◆ What to work on ◆
Write out the listing exactly as it is given.

◆ Dataset items ◆
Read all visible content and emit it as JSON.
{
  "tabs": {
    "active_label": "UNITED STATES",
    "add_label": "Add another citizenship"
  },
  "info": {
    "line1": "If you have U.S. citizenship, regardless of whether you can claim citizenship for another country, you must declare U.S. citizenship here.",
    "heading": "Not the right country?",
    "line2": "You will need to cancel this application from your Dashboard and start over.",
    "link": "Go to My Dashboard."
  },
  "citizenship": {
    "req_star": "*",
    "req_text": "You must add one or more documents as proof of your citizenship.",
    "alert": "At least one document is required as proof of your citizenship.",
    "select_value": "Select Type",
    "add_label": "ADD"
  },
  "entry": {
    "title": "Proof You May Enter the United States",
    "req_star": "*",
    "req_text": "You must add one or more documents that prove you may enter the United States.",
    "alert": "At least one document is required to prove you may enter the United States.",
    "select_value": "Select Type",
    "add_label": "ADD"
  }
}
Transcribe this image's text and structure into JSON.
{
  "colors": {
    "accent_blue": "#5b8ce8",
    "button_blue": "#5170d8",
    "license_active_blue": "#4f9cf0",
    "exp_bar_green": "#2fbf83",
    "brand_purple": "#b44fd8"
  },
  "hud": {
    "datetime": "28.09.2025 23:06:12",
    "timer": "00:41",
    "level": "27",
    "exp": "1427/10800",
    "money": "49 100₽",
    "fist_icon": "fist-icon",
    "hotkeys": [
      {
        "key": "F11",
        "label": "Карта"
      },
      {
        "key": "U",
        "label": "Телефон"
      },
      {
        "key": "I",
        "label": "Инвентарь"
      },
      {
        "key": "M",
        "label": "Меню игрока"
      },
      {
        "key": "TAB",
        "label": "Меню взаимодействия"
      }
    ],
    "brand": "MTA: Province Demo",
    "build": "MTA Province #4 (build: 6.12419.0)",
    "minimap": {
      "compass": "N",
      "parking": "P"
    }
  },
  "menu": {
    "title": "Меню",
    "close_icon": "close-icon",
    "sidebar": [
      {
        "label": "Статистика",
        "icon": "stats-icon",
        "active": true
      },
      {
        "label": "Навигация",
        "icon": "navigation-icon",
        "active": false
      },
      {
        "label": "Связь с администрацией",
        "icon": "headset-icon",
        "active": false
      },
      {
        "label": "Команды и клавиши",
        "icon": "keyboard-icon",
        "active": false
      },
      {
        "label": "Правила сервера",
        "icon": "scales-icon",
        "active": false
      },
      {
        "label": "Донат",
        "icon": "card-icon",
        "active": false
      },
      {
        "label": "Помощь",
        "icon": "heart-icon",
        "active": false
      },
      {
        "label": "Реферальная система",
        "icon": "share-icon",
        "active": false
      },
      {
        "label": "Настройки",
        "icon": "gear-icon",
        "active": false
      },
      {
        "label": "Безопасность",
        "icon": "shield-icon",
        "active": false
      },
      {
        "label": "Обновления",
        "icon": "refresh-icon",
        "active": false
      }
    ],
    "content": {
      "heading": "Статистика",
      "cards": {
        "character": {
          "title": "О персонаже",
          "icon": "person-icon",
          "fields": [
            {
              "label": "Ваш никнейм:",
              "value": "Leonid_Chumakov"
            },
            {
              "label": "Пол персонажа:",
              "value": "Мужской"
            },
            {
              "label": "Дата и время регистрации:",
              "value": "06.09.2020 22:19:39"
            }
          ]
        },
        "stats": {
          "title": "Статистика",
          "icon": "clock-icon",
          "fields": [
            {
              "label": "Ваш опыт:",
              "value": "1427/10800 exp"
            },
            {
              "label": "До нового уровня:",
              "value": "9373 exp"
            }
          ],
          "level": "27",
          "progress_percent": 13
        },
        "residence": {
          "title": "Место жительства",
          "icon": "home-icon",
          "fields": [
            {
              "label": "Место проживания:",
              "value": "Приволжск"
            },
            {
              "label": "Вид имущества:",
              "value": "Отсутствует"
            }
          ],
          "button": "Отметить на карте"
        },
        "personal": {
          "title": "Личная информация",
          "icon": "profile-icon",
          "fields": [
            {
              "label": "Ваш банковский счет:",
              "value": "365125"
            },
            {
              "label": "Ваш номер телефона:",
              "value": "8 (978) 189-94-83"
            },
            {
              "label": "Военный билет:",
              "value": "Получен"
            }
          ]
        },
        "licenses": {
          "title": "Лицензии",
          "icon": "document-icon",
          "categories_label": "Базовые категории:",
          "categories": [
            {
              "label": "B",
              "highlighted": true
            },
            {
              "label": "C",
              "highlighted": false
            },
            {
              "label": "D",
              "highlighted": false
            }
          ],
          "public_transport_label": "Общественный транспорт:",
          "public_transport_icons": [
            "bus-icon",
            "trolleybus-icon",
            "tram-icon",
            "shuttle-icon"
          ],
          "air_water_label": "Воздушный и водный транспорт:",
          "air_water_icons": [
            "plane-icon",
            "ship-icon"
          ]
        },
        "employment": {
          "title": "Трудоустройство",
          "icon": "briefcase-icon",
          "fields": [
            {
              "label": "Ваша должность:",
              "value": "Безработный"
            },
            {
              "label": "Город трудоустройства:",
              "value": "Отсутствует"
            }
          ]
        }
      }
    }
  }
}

◆ Response to the task ◆
Read all visible content and emit it as JSON.
{
  "tabs": {
    "active_label": "UNITED STATES",
    "add_label": "Add another citizenship"
  },
  "info": {
    "line1": "If you have U.S. citizenship, regardless of whether you can claim citizenship for another country, you must declare U.S. citizenship here.",
    "heading": "Not the right country?",
    "line2": "You will need to cancel this application from your Dashboard and start over.",
    "link": "Go to My Dashboard."
  },
  "citizenship": {
    "req_star": "*",
    "req_text": "You must add one or more documents as proof of your citizenship.",
    "alert": "At least one document is required as proof of your citizenship.",
    "select_value": "Select Type",
    "add_label": "ADD"
  },
  "entry": {
    "title": "Proof You May Enter the United States",
    "req_star": "*",
    "req_text": "You must add one or more documents that prove you may enter the United States.",
    "alert": "At least one document is required to prove you may enter the United States.",
    "select_value": "Select Type",
    "add_label": "ADD"
  }
}
Transcribe this image's text and structure into JSON.
{
  "colors": {
    "accent_blue": "#5b8ce8",
    "button_blue": "#5170d8",
    "license_active_blue": "#4f9cf0",
    "exp_bar_green": "#2fbf83",
    "brand_purple": "#b44fd8"
  },
  "hud": {
    "datetime": "28.09.2025 23:06:12",
    "timer": "00:41",
    "level": "27",
    "exp": "1427/10800",
    "money": "49 100₽",
    "fist_icon": "fist-icon",
    "hotkeys": [
      {
        "key": "F11",
        "label": "Карта"
      },
      {
        "key": "U",
        "label": "Телефон"
      },
      {
        "key": "I",
        "label": "Инвентарь"
      },
      {
        "key": "M",
        "label": "Меню игрока"
      },
      {
        "key": "TAB",
        "label": "Меню взаимодействия"
      }
    ],
    "brand": "MTA: Province Demo",
    "build": "MTA Province #4 (build: 6.12419.0)",
    "minimap": {
      "compass": "N",
      "parking": "P"
    }
  },
  "menu": {
    "title": "Меню",
    "close_icon": "close-icon",
    "sidebar": [
      {
        "label": "Статистика",
        "icon": "stats-icon",
        "active": true
      },
      {
        "label": "Навигация",
        "icon": "navigation-icon",
        "active": false
      },
      {
        "label": "Связь с администрацией",
        "icon": "headset-icon",
        "active": false
      },
      {
        "label": "Команды и клавиши",
        "icon": "keyboard-icon",
        "active": false
      },
      {
        "label": "Правила сервера",
        "icon": "scales-icon",
        "active": false
      },
      {
        "label": "Донат",
        "icon": "card-icon",
        "active": false
      },
      {
        "label": "Помощь",
        "icon": "heart-icon",
        "active": false
      },
      {
        "label": "Реферальная система",
        "icon": "share-icon",
        "active": false
      },
      {
        "label": "Настройки",
        "icon": "gear-icon",
        "active": false
      },
      {
        "label": "Безопасность",
        "icon": "shield-icon",
        "active": false
      },
      {
        "label": "Обновления",
        "icon": "refresh-icon",
        "active": false
      }
    ],
    "content": {
      "heading": "Статистика",
      "cards": {
        "character": {
          "title": "О персонаже",
          "icon": "person-icon",
          "fields": [
            {
              "label": "Ваш никнейм:",
              "value": "Leonid_Chumakov"
            },
            {
              "label": "Пол персонажа:",
              "value": "Мужской"
            },
            {
              "label": "Дата и время регистрации:",
              "value": "06.09.2020 22:19:39"
            }
          ]
        },
        "stats": {
          "title": "Статистика",
          "icon": "clock-icon",
          "fields": [
            {
              "label": "Ваш опыт:",
              "value": "1427/10800 exp"
            },
            {
              "label": "До нового уровня:",
              "value": "9373 exp"
            }
          ],
          "level": "27",
          "progress_percent": 13
        },
        "residence": {
          "title": "Место жительства",
          "icon": "home-icon",
          "fields": [
            {
              "label": "Место проживания:",
              "value": "Приволжск"
            },
            {
              "label": "Вид имущества:",
              "value": "Отсутствует"
            }
          ],
          "button": "Отметить на карте"
        },
        "personal": {
          "title": "Личная информация",
          "icon": "profile-icon",
          "fields": [
            {
              "label": "Ваш банковский счет:",
              "value": "365125"
            },
            {
              "label": "Ваш номер телефона:",
              "value": "8 (978) 189-94-83"
            },
            {
              "label": "Военный билет:",
              "value": "Получен"
            }
          ]
        },
        "licenses": {
          "title": "Лицензии",
          "icon": "document-icon",
          "categories_label": "Базовые категории:",
          "categories": [
            {
              "label": "B",
              "highlighted": true
            },
            {
              "label": "C",
              "highlighted": false
            },
            {
              "label": "D",
              "highlighted": false
            }
          ],
          "public_transport_label": "Общественный транспорт:",
          "public_transport_icons": [
            "bus-icon",
            "trolleybus-icon",
            "tram-icon",
            "shuttle-icon"
          ],
          "air_water_label": "Воздушный и водный транспорт:",
          "air_water_icons": [
            "plane-icon",
            "ship-icon"
          ]
        },
        "employment": {
          "title": "Трудоустройство",
          "icon": "briefcase-icon",
          "fields": [
            {
              "label": "Ваша должность:",
              "value": "Безработный"
            },
            {
              "label": "Город трудоустройства:",
              "value": "Отсутствует"
            }
          ]
        }
      }
    }
  }
}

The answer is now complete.